Print out every line, exactly as written.

-------- Extracted data

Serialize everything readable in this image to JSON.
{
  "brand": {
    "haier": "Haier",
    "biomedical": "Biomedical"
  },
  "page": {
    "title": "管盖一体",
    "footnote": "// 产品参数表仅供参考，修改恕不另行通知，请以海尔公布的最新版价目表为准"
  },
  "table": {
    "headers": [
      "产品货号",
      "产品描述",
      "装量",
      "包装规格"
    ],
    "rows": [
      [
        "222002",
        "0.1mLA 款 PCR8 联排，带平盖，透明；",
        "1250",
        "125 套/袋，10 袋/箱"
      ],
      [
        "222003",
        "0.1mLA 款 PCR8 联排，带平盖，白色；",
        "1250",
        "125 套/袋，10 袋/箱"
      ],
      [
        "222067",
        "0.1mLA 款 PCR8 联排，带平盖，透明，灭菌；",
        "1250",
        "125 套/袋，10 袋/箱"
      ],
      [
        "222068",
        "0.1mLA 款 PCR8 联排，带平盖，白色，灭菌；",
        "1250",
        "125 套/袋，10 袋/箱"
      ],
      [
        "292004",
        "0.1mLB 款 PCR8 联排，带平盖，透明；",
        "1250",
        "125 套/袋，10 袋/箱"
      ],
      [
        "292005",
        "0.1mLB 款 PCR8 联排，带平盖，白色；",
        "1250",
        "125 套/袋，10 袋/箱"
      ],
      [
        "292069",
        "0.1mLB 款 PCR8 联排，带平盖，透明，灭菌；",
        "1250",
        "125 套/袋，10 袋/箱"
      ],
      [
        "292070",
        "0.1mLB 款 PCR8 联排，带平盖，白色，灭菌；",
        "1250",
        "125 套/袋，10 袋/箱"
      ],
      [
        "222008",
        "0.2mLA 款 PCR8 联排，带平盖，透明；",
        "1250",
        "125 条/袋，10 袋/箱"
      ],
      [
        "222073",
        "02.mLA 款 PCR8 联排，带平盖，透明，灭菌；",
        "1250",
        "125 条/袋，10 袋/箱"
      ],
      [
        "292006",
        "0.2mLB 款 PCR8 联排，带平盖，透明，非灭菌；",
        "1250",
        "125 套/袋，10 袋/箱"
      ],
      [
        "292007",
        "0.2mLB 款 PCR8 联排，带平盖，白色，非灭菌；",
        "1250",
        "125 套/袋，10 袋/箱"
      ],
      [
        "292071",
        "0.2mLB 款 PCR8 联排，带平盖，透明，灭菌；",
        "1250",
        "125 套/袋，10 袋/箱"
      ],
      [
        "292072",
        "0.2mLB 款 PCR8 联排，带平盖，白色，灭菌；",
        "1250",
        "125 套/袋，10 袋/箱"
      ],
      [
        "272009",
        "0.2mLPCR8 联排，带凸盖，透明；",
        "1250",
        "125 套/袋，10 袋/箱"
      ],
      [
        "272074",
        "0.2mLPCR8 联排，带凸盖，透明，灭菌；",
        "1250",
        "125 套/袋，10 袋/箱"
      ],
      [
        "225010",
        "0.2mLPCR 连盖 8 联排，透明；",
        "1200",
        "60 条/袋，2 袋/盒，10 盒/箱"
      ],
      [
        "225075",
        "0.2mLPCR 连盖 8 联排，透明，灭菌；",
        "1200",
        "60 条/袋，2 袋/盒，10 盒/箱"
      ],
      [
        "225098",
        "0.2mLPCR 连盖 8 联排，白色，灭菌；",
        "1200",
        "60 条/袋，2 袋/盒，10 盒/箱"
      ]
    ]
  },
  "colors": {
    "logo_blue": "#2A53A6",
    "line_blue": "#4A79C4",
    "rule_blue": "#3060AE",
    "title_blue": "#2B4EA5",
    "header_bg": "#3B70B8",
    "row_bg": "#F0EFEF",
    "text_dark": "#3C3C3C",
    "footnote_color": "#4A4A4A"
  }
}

----------------

• **Result**
Serialize everything readable in this image to JSON.
{
  "brand": {
    "haier": "Haier",
    "biomedical": "Biomedical"
  },
  "page": {
    "title": "管盖一体",
    "footnote": "// 产品参数表仅供参考，修改恕不另行通知，请以海尔公布的最新版价目表为准"
  },
  "table": {
    "headers": [
      "产品货号",
      "产品描述",
      "装量",
      "包装规格"
    ],
    "rows": [
      [
        "222002",
        "0.1mLA 款 PCR8 联排，带平盖，透明；",
        "1250",
        "125 套/袋，10 袋/箱"
      ],
      [
        "222003",
        "0.1mLA 款 PCR8 联排，带平盖，白色；",
        "1250",
        "125 套/袋，10 袋/箱"
      ],
      [
        "222067",
        "0.1mLA 款 PCR8 联排，带平盖，透明，灭菌；",
        "1250",
        "125 套/袋，10 袋/箱"
      ],
      [
        "222068",
        "0.1mLA 款 PCR8 联排，带平盖，白色，灭菌；",
        "1250",
        "125 套/袋，10 袋/箱"
      ],
      [
        "292004",
        "0.1mLB 款 PCR8 联排，带平盖，透明；",
        "1250",
        "125 套/袋，10 袋/箱"
      ],
      [
        "292005",
        "0.1mLB 款 PCR8 联排，带平盖，白色；",
        "1250",
        "125 套/袋，10 袋/箱"
      ],
      [
        "292069",
        "0.1mLB 款 PCR8 联排，带平盖，透明，灭菌；",
        "1250",
        "125 套/袋，10 袋/箱"
      ],
      [
        "292070",
        "0.1mLB 款 PCR8 联排，带平盖，白色，灭菌；",
        "1250",
        "125 套/袋，10 袋/箱"
      ],
      [
        "222008",
        "0.2mLA 款 PCR8 联排，带平盖，透明；",
        "1250",
        "125 条/袋，10 袋/箱"
      ],
      [
        "222073",
        "02.mLA 款 PCR8 联排，带平盖，透明，灭菌；",
        "1250",
        "125 条/袋，10 袋/箱"
      ],
      [
        "292006",
        "0.2mLB 款 PCR8 联排，带平盖，透明，非灭菌；",
        "1250",
        "125 套/袋，10 袋/箱"
      ],
      [
        "292007",
        "0.2mLB 款 PCR8 联排，带平盖，白色，非灭菌；",
        "1250",
        "125 套/袋，10 袋/箱"
      ],
      [
        "292071",
        "0.2mLB 款 PCR8 联排，带平盖，透明，灭菌；",
        "1250",
        "125 套/袋，10 袋/箱"
      ],
      [
        "292072",
        "0.2mLB 款 PCR8 联排，带平盖，白色，灭菌；",
        "1250",
        "125 套/袋，10 袋/箱"
      ],
      [
        "272009",
        "0.2mLPCR8 联排，带凸盖，透明；",
        "1250",
        "125 套/袋，10 袋/箱"
      ],
      [
        "272074",
        "0.2mLPCR8 联排，带凸盖，透明，灭菌；",
        "1250",
        "125 套/袋，10 袋/箱"
      ],
      [
        "225010",
        "0.2mLPCR 连盖 8 联排，透明；",
        "1200",
        "60 条/袋，2 袋/盒，10 盒/箱"
      ],
      [
        "225075",
        "0.2mLPCR 连盖 8 联排，透明，灭菌；",
        "1200",
        "60 条/袋，2 袋/盒，10 盒/箱"
      ],
      [
        "225098",
        "0.2mLPCR 连盖 8 联排，白色，灭菌；",
        "1200",
        "60 条/袋，2 袋/盒，10 盒/箱"
      ]
    ]
  },
  "colors": {
    "logo_blue": "#2A53A6",
    "line_blue": "#4A79C4",
    "rule_blue": "#3060AE",
    "title_blue": "#2B4EA5",
    "header_bg": "#3B70B8",
    "row_bg": "#F0EFEF",
    "text_dark": "#3C3C3C",
    "footnote_color": "#4A4A4A"
  }
}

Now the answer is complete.